Will you output the entries below exactly, skipping every image they contain?
========
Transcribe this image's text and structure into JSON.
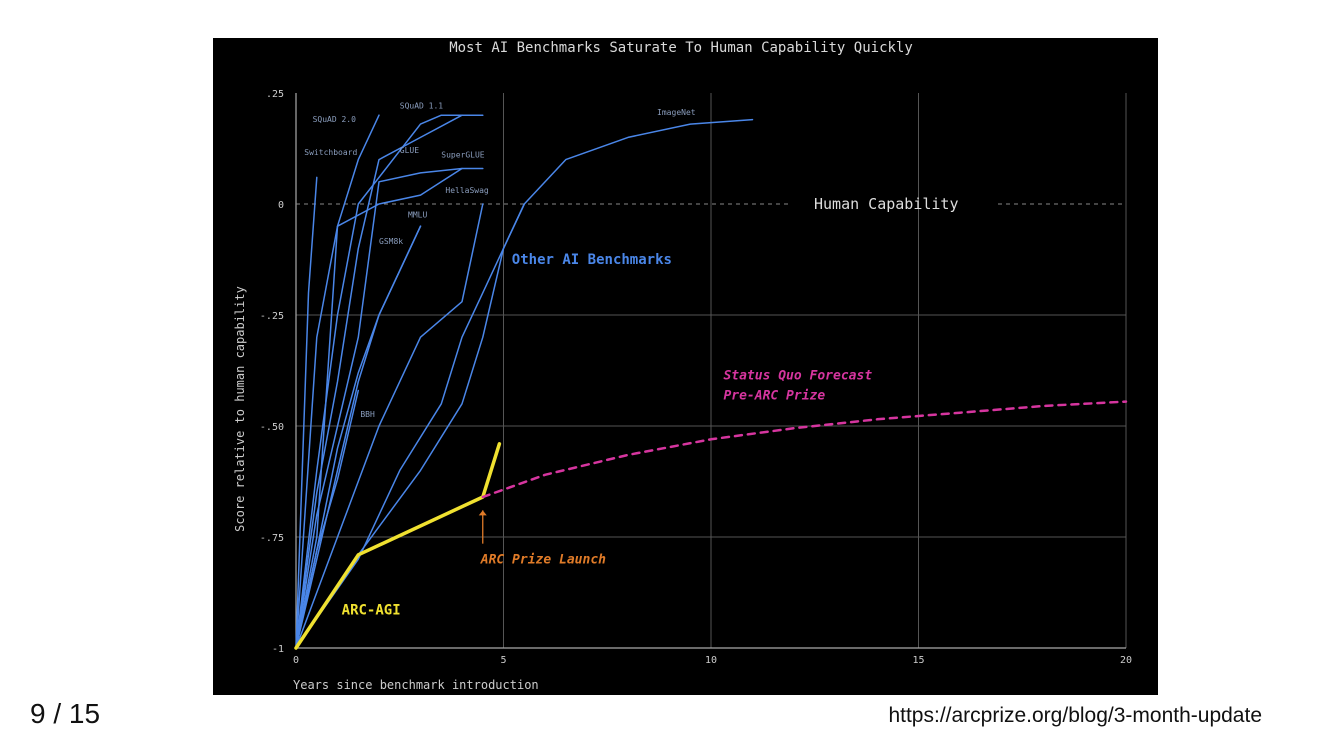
{
  "page": {
    "counter": "9 / 15",
    "source_url": "https://arcprize.org/blog/3-month-update"
  },
  "chart_data": {
    "type": "line",
    "title": "Most AI Benchmarks Saturate To Human Capability Quickly",
    "xlabel": "Years since benchmark introduction",
    "ylabel": "Score relative to human capability",
    "xlim": [
      0,
      20
    ],
    "ylim": [
      -1,
      0.25
    ],
    "x_ticks": [
      0,
      5,
      10,
      15,
      20
    ],
    "x_tick_labels": [
      "0",
      "5",
      "10",
      "15",
      "20"
    ],
    "y_ticks": [
      0.25,
      0,
      -0.25,
      -0.5,
      -0.75,
      -1
    ],
    "y_tick_labels": [
      ".25",
      "0",
      "-.25",
      "-.50",
      "-.75",
      "-1"
    ],
    "grid": true,
    "colors": {
      "benchmarks": "#4a86e8",
      "arc_agi": "#f0e130",
      "forecast": "#d6359f",
      "launch": "#e07b28",
      "human": "#cccccc",
      "axis_text": "#cccccc",
      "grid": "#555555"
    },
    "reference_line": {
      "y": 0,
      "label": "Human Capability"
    },
    "group_label": "Other AI Benchmarks",
    "series": [
      {
        "name": "Switchboard",
        "x": [
          0,
          0.3,
          0.5
        ],
        "y": [
          -1,
          -0.2,
          0.06
        ]
      },
      {
        "name": "SQuAD 2.0",
        "x": [
          0,
          0.5,
          1,
          1.5,
          2
        ],
        "y": [
          -1,
          -0.3,
          -0.05,
          0.1,
          0.2
        ]
      },
      {
        "name": "SQuAD 1.1",
        "x": [
          0,
          0.5,
          1,
          1.5,
          2.5,
          3,
          3.5,
          4,
          4.5
        ],
        "y": [
          -1,
          -0.6,
          -0.25,
          0,
          0.12,
          0.18,
          0.2,
          0.2,
          0.2
        ]
      },
      {
        "name": "GLUE",
        "x": [
          0,
          0.5,
          1,
          1.5,
          2,
          3,
          4
        ],
        "y": [
          -1,
          -0.65,
          -0.4,
          -0.1,
          0.1,
          0.15,
          0.2
        ]
      },
      {
        "name": "SuperGLUE",
        "x": [
          0,
          0.5,
          1.5,
          2,
          3,
          4,
          4.5
        ],
        "y": [
          -1,
          -0.7,
          -0.3,
          0.05,
          0.07,
          0.08,
          0.08
        ]
      },
      {
        "name": "HellaSwag",
        "x": [
          0,
          0.5,
          1,
          2,
          3,
          3.5,
          4
        ],
        "y": [
          -1,
          -0.75,
          -0.05,
          0,
          0.02,
          0.05,
          0.08
        ]
      },
      {
        "name": "MMLU",
        "x": [
          0,
          0.5,
          1,
          1.5,
          2,
          2.5,
          3
        ],
        "y": [
          -1,
          -0.8,
          -0.6,
          -0.4,
          -0.25,
          -0.15,
          -0.05
        ]
      },
      {
        "name": "GSM8k",
        "x": [
          0,
          0.5,
          1,
          1.5,
          2,
          2.5,
          3
        ],
        "y": [
          -1,
          -0.78,
          -0.55,
          -0.38,
          -0.25,
          -0.15,
          -0.05
        ]
      },
      {
        "name": "BBH",
        "x": [
          0,
          0.5,
          1,
          1.5
        ],
        "y": [
          -1,
          -0.78,
          -0.62,
          -0.42
        ]
      },
      {
        "name": "",
        "x": [
          0,
          1,
          2,
          3,
          4,
          4.5
        ],
        "y": [
          -1,
          -0.75,
          -0.5,
          -0.3,
          -0.22,
          0
        ]
      },
      {
        "name": "",
        "x": [
          0,
          1.5,
          2.5,
          3.5,
          4,
          4.5,
          5,
          5.5
        ],
        "y": [
          -1,
          -0.8,
          -0.6,
          -0.45,
          -0.3,
          -0.2,
          -0.1,
          0
        ]
      },
      {
        "name": "ImageNet",
        "x": [
          0,
          1.5,
          3,
          4,
          4.5,
          5,
          5.5,
          6.5,
          8,
          9.5,
          11
        ],
        "y": [
          -1,
          -0.79,
          -0.6,
          -0.45,
          -0.3,
          -0.1,
          0,
          0.1,
          0.15,
          0.18,
          0.19
        ]
      },
      {
        "name": "ARC-AGI",
        "x": [
          0,
          1.5,
          4.5,
          4.9
        ],
        "y": [
          -1,
          -0.79,
          -0.66,
          -0.54
        ]
      },
      {
        "name": "",
        "x": [
          4.5,
          6,
          8,
          10,
          12,
          14,
          16,
          18,
          20
        ],
        "y": [
          -0.66,
          -0.61,
          -0.565,
          -0.53,
          -0.505,
          -0.485,
          -0.47,
          -0.455,
          -0.445
        ]
      }
    ],
    "annotations": {
      "arc_agi": "ARC-AGI",
      "launch": {
        "text": "ARC Prize Launch",
        "x": 4.5
      },
      "forecast_line1": "Status Quo Forecast",
      "forecast_line2": "Pre-ARC Prize"
    }
  }
}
========
▶ [Exercise response]
Transcribe this image's text and structure into JSON.
{
  "page": {
    "counter": "9 / 15",
    "source_url": "https://arcprize.org/blog/3-month-update"
  },
  "chart_data": {
    "type": "line",
    "title": "Most AI Benchmarks Saturate To Human Capability Quickly",
    "xlabel": "Years since benchmark introduction",
    "ylabel": "Score relative to human capability",
    "xlim": [
      0,
      20
    ],
    "ylim": [
      -1,
      0.25
    ],
    "x_ticks": [
      0,
      5,
      10,
      15,
      20
    ],
    "x_tick_labels": [
      "0",
      "5",
      "10",
      "15",
      "20"
    ],
    "y_ticks": [
      0.25,
      0,
      -0.25,
      -0.5,
      -0.75,
      -1
    ],
    "y_tick_labels": [
      ".25",
      "0",
      "-.25",
      "-.50",
      "-.75",
      "-1"
    ],
    "grid": true,
    "colors": {
      "benchmarks": "#4a86e8",
      "arc_agi": "#f0e130",
      "forecast": "#d6359f",
      "launch": "#e07b28",
      "human": "#cccccc",
      "axis_text": "#cccccc",
      "grid": "#555555"
    },
    "reference_line": {
      "y": 0,
      "label": "Human Capability"
    },
    "group_label": "Other AI Benchmarks",
    "series": [
      {
        "name": "Switchboard",
        "x": [
          0,
          0.3,
          0.5
        ],
        "y": [
          -1,
          -0.2,
          0.06
        ]
      },
      {
        "name": "SQuAD 2.0",
        "x": [
          0,
          0.5,
          1,
          1.5,
          2
        ],
        "y": [
          -1,
          -0.3,
          -0.05,
          0.1,
          0.2
        ]
      },
      {
        "name": "SQuAD 1.1",
        "x": [
          0,
          0.5,
          1,
          1.5,
          2.5,
          3,
          3.5,
          4,
          4.5
        ],
        "y": [
          -1,
          -0.6,
          -0.25,
          0,
          0.12,
          0.18,
          0.2,
          0.2,
          0.2
        ]
      },
      {
        "name": "GLUE",
        "x": [
          0,
          0.5,
          1,
          1.5,
          2,
          3,
          4
        ],
        "y": [
          -1,
          -0.65,
          -0.4,
          -0.1,
          0.1,
          0.15,
          0.2
        ]
      },
      {
        "name": "SuperGLUE",
        "x": [
          0,
          0.5,
          1.5,
          2,
          3,
          4,
          4.5
        ],
        "y": [
          -1,
          -0.7,
          -0.3,
          0.05,
          0.07,
          0.08,
          0.08
        ]
      },
      {
        "name": "HellaSwag",
        "x": [
          0,
          0.5,
          1,
          2,
          3,
          3.5,
          4
        ],
        "y": [
          -1,
          -0.75,
          -0.05,
          0,
          0.02,
          0.05,
          0.08
        ]
      },
      {
        "name": "MMLU",
        "x": [
          0,
          0.5,
          1,
          1.5,
          2,
          2.5,
          3
        ],
        "y": [
          -1,
          -0.8,
          -0.6,
          -0.4,
          -0.25,
          -0.15,
          -0.05
        ]
      },
      {
        "name": "GSM8k",
        "x": [
          0,
          0.5,
          1,
          1.5,
          2,
          2.5,
          3
        ],
        "y": [
          -1,
          -0.78,
          -0.55,
          -0.38,
          -0.25,
          -0.15,
          -0.05
        ]
      },
      {
        "name": "BBH",
        "x": [
          0,
          0.5,
          1,
          1.5
        ],
        "y": [
          -1,
          -0.78,
          -0.62,
          -0.42
        ]
      },
      {
        "name": "",
        "x": [
          0,
          1,
          2,
          3,
          4,
          4.5
        ],
        "y": [
          -1,
          -0.75,
          -0.5,
          -0.3,
          -0.22,
          0
        ]
      },
      {
        "name": "",
        "x": [
          0,
          1.5,
          2.5,
          3.5,
          4,
          4.5,
          5,
          5.5
        ],
        "y": [
          -1,
          -0.8,
          -0.6,
          -0.45,
          -0.3,
          -0.2,
          -0.1,
          0
        ]
      },
      {
        "name": "ImageNet",
        "x": [
          0,
          1.5,
          3,
          4,
          4.5,
          5,
          5.5,
          6.5,
          8,
          9.5,
          11
        ],
        "y": [
          -1,
          -0.79,
          -0.6,
          -0.45,
          -0.3,
          -0.1,
          0,
          0.1,
          0.15,
          0.18,
          0.19
        ]
      },
      {
        "name": "ARC-AGI",
        "x": [
          0,
          1.5,
          4.5,
          4.9
        ],
        "y": [
          -1,
          -0.79,
          -0.66,
          -0.54
        ]
      },
      {
        "name": "",
        "x": [
          4.5,
          6,
          8,
          10,
          12,
          14,
          16,
          18,
          20
        ],
        "y": [
          -0.66,
          -0.61,
          -0.565,
          -0.53,
          -0.505,
          -0.485,
          -0.47,
          -0.455,
          -0.445
        ]
      }
    ],
    "annotations": {
      "arc_agi": "ARC-AGI",
      "launch": {
        "text": "ARC Prize Launch",
        "x": 4.5
      },
      "forecast_line1": "Status Quo Forecast",
      "forecast_line2": "Pre-ARC Prize"
    }
  }
}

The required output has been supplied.